→ **Written instruction**: Please print all of the material below, word for word.

→ **Provided records**:
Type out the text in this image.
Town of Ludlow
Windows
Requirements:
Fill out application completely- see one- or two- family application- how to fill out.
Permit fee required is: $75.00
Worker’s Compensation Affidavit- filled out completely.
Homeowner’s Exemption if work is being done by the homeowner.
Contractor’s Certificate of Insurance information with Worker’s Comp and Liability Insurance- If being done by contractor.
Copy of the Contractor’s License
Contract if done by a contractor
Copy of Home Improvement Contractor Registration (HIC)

→ **Exercise output**:
Type out the text in this image.
Town of Ludlow
Windows
Requirements:
Fill out application completely- see one- or two- family application- how to fill out.
Permit fee required is: $75.00
Worker’s Compensation Affidavit- filled out completely.
Homeowner’s Exemption if work is being done by the homeowner.
Contractor’s Certificate of Insurance information with Worker’s Comp and Liability Insurance- If being done by contractor.
Copy of the Contractor’s License
Contract if done by a contractor
Copy of Home Improvement Contractor Registration (HIC)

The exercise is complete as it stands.